Sunday, March 25, 2007
Some more SXSW selections...
I'm probably about a 10th of the way through these... no rhyme or reason to this, just the cream of the crop.
"I Knew" - 22-Pistepirkko. It has a gong in it and guitar played like bouzoki. What more do you need?
"Drove Through Ghosts To Get Here" - 65daysofstatic. A descriptive title for this ghostly electronica instrumental.
"Mystic Song" - The Berg San Nipple. French Indie-tronica in the Album Leaf - +/- style.
"Throw It Away" - The Pink Reason (photo via band myspace) Not reverb-drenched. Reverb-waterlogged. The kind of really awful good stuff that only works in lo-fi. I wasn't surprised to read after this made my hit list that the band has a 7" out via Siltbreeze.
"Wake Up Heroes" - Sally Crewe and The Sudden Moves. They sound like early Elvis Costello and The Attractions in this 1:19 chartbuster but she's got way better lines such as "If this car had a backseat, we'd be in it" - something I'm sure Ed Begley regrets about his electric car.
Sunday, March 18, 2007
SXSW 2007 MP3s, Edition 1
I'm way behind on the yearly daunting task of trying to listen to every MP3 up on the SXSW site... I think the festival is basically over by now but I've tried to ignore as much of the hype as I could so it didn't affect my listening parties.

****

(Short exercise) Please check statements (a), (b) and (c) against the SXSW post and answer yes or no to each, quoting the words of the post that decide it. (a) "I Knew" by 22-Pistepirkko has a gong in it. (b) "Throw It Away" by The Pink Reason is described as free of reverb. (c) In the March 18 entry, the writer thinks the festival has not started yet.

****

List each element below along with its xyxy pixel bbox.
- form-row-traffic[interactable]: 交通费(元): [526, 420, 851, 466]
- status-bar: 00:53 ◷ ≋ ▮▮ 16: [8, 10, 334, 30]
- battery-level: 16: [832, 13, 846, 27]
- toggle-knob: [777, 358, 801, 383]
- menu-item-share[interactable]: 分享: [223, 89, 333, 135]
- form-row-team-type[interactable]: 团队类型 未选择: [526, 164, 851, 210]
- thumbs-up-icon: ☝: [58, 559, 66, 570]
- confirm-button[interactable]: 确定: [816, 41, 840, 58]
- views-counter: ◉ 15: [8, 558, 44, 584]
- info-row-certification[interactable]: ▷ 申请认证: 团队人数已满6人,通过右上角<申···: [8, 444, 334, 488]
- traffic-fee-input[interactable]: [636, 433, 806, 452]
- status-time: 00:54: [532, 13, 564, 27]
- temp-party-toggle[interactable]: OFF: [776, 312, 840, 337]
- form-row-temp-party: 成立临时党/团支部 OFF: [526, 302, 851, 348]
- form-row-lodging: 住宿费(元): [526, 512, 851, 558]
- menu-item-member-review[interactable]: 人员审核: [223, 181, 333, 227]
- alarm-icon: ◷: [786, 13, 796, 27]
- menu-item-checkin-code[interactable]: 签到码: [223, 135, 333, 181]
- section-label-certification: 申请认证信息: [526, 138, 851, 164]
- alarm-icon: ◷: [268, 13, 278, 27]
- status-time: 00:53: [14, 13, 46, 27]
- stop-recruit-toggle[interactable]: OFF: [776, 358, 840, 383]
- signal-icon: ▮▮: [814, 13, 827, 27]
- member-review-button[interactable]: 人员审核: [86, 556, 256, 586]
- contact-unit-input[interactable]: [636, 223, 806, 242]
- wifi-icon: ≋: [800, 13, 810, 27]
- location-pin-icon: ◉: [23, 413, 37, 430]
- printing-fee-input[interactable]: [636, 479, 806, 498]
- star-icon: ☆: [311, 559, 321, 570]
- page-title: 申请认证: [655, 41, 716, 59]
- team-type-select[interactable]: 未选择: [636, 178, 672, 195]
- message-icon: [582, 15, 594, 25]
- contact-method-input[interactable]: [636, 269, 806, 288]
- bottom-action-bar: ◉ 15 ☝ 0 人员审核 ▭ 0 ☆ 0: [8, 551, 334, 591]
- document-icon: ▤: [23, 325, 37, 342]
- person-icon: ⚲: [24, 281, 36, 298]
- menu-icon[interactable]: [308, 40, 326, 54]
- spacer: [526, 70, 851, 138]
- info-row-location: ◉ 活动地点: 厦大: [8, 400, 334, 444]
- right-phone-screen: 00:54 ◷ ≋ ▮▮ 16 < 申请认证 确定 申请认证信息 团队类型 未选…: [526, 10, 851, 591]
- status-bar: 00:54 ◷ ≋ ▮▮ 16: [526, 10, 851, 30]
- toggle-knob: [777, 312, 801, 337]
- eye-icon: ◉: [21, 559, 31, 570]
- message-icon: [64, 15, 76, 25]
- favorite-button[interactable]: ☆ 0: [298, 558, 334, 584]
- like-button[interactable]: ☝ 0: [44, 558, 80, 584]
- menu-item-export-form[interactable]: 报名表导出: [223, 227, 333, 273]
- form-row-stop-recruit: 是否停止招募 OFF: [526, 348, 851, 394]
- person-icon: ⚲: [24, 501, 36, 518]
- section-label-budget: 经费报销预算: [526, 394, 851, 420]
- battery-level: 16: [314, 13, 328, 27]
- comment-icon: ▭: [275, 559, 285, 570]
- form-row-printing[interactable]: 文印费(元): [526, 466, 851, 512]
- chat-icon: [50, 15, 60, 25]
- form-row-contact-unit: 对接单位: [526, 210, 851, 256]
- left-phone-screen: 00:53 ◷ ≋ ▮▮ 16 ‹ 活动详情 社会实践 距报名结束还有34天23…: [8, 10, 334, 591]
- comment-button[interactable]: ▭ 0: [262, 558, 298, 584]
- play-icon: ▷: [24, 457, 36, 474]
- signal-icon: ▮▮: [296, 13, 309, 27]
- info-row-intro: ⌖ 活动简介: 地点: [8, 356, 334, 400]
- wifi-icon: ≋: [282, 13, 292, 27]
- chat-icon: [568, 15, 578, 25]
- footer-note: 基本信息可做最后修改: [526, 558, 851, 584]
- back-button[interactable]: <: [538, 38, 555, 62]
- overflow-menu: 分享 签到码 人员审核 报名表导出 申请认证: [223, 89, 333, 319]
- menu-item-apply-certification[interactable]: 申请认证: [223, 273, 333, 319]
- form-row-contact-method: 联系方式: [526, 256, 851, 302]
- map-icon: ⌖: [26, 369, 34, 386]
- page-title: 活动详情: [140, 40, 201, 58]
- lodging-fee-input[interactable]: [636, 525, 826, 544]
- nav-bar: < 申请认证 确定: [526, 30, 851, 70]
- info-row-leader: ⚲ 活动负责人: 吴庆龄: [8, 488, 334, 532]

****

(Finished exercise)
(a) Yes: "It has a gong in it."
(b) No: "Not reverb-drenched. Reverb-waterlogged."
(c) No: "I think the festival is basically over by now"